Work to be completed:
Pull out every line below that holds the word "restaurum".

Data:
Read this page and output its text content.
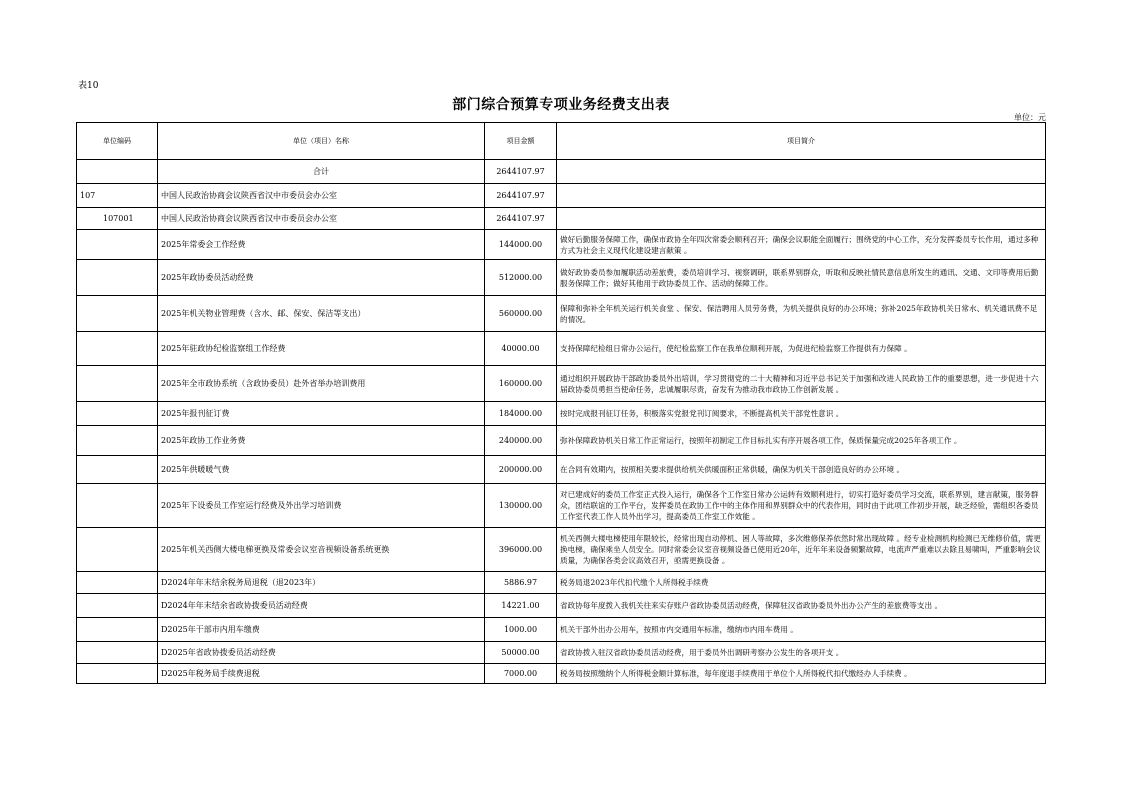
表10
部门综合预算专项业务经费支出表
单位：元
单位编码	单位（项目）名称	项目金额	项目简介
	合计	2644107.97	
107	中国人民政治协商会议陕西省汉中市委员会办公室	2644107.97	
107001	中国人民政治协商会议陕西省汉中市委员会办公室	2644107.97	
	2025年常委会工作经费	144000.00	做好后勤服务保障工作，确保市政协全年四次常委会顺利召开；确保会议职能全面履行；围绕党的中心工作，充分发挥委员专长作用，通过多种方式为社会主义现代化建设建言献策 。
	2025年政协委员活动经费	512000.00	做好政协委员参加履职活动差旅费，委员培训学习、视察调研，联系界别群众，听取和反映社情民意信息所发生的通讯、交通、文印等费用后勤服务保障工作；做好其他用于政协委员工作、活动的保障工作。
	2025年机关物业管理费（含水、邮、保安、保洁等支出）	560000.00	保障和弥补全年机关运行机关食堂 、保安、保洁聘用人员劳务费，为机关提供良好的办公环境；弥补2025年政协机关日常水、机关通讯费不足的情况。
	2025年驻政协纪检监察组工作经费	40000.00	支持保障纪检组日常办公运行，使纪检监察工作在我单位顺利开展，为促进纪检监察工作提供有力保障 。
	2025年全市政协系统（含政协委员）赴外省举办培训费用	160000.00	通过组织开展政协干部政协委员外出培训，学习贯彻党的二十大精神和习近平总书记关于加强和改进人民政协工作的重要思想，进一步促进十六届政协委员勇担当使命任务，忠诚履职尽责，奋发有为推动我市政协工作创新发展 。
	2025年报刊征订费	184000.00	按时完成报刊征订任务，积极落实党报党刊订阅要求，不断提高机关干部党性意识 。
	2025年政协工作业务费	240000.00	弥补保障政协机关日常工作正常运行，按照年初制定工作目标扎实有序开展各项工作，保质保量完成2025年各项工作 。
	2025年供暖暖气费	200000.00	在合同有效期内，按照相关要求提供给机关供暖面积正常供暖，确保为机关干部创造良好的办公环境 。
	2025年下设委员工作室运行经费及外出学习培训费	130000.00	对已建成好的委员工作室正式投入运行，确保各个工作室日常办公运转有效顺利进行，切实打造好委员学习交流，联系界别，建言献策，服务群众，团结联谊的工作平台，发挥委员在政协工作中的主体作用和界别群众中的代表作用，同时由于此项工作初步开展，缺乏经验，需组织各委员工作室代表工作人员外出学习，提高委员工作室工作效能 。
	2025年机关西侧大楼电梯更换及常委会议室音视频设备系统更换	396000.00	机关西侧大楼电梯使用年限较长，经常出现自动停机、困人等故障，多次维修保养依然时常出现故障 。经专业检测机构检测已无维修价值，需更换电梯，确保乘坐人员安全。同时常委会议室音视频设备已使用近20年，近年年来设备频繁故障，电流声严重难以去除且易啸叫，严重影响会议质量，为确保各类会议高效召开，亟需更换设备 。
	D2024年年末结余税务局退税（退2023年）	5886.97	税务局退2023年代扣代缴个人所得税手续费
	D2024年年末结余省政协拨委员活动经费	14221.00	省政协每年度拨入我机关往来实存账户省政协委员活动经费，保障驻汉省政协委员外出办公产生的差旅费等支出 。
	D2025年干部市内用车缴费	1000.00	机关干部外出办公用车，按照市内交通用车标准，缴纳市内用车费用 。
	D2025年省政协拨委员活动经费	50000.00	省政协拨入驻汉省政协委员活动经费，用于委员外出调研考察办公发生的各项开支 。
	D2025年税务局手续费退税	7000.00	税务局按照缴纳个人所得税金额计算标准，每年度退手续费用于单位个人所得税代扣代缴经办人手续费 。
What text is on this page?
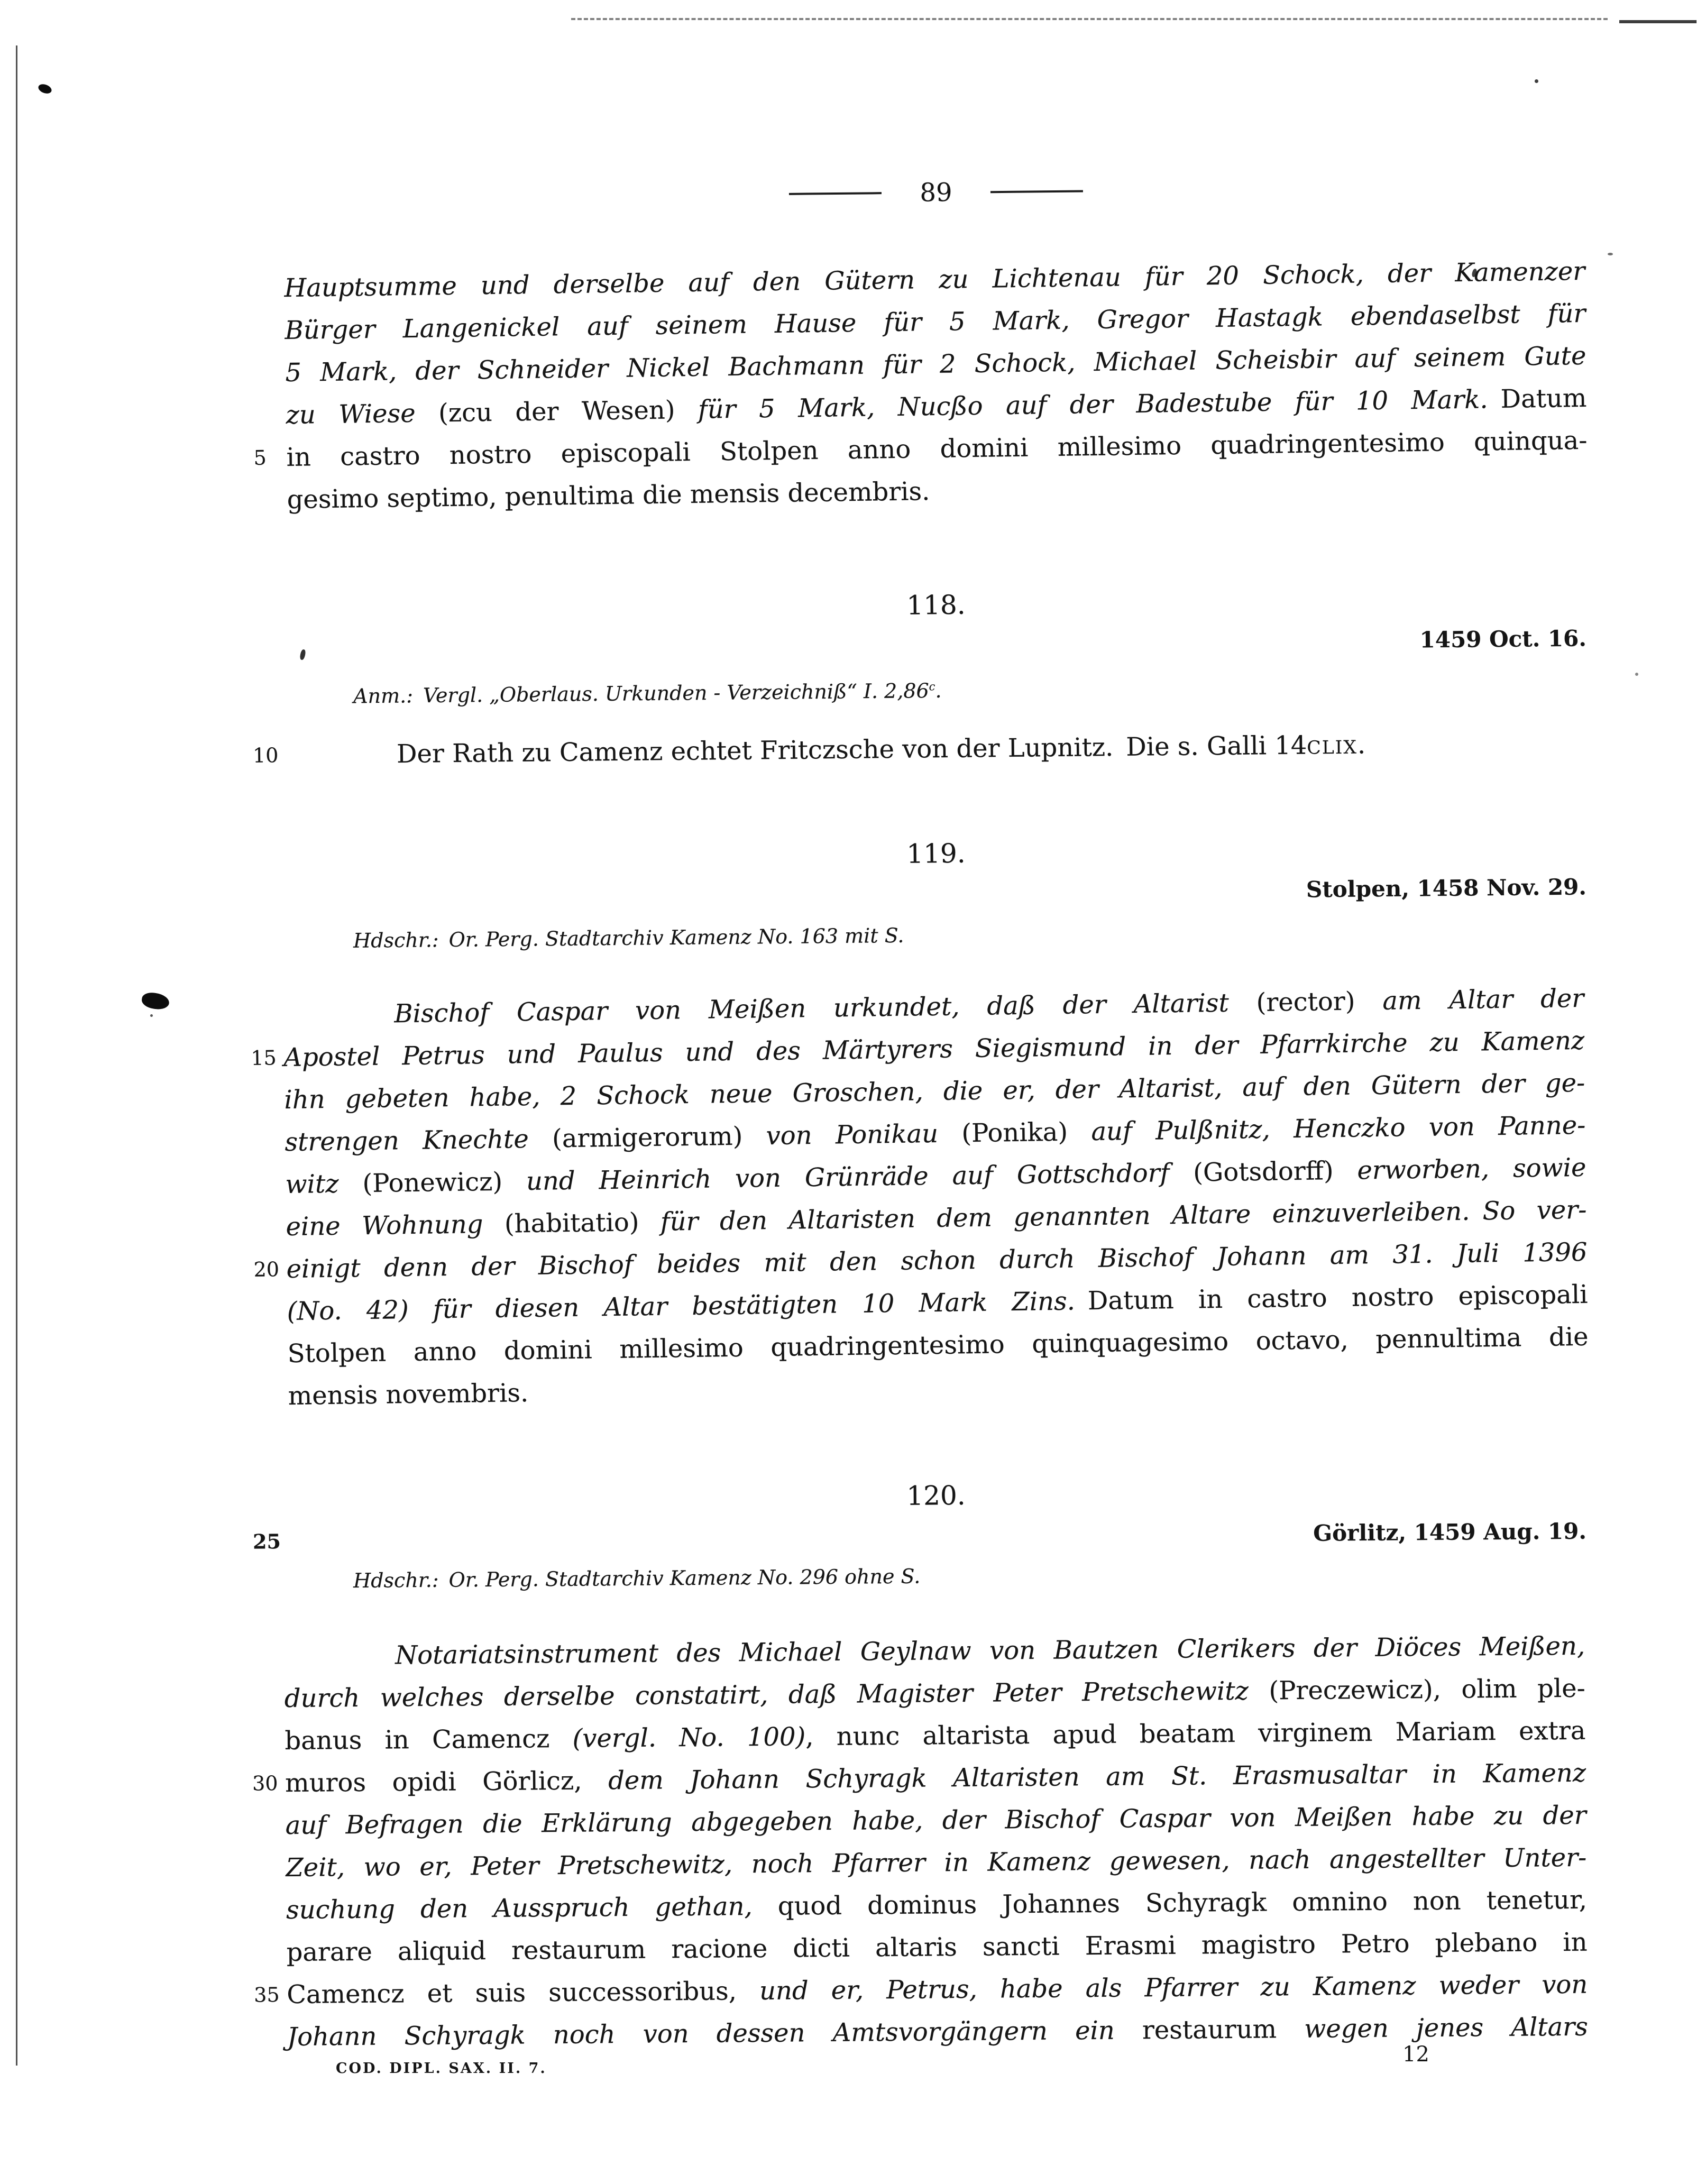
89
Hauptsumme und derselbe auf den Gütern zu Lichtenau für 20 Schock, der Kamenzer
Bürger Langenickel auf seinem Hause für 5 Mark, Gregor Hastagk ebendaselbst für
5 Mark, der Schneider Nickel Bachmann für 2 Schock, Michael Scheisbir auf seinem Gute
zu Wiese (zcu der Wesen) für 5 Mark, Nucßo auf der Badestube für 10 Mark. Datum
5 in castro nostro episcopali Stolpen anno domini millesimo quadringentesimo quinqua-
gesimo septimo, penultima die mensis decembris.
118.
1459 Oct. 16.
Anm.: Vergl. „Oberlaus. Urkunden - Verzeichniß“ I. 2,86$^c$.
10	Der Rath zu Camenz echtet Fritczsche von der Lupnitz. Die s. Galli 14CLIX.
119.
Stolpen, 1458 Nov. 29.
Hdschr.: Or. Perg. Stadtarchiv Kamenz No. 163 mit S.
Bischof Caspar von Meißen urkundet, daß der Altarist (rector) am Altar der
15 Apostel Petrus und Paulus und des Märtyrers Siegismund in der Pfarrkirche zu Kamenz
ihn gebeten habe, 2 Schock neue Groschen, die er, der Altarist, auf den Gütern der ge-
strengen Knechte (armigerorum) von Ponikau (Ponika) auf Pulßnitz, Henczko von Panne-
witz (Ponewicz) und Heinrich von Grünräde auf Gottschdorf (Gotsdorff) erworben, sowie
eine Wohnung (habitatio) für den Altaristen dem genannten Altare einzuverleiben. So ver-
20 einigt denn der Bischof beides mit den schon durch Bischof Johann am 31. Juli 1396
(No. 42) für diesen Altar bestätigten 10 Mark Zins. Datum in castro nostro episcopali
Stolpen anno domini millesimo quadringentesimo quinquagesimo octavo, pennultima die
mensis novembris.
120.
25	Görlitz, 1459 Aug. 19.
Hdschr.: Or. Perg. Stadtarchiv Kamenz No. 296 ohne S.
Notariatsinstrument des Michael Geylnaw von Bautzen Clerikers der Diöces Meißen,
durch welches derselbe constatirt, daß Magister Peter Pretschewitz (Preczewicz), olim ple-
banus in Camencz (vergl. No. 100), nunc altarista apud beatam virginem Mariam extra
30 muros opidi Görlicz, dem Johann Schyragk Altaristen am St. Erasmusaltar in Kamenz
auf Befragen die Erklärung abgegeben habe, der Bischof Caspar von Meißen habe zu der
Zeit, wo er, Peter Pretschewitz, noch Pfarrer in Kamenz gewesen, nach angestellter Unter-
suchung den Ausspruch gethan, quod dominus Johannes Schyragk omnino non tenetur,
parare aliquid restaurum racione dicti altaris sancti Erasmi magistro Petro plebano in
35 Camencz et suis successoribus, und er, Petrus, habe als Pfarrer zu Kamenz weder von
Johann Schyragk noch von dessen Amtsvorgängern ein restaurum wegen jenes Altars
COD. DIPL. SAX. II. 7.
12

Task output:
parare aliquid restaurum racione dicti altaris sancti Erasmi magistro Petro plebano in
Johann Schyragk noch von dessen Amtsvorgängern ein restaurum wegen jenes Altars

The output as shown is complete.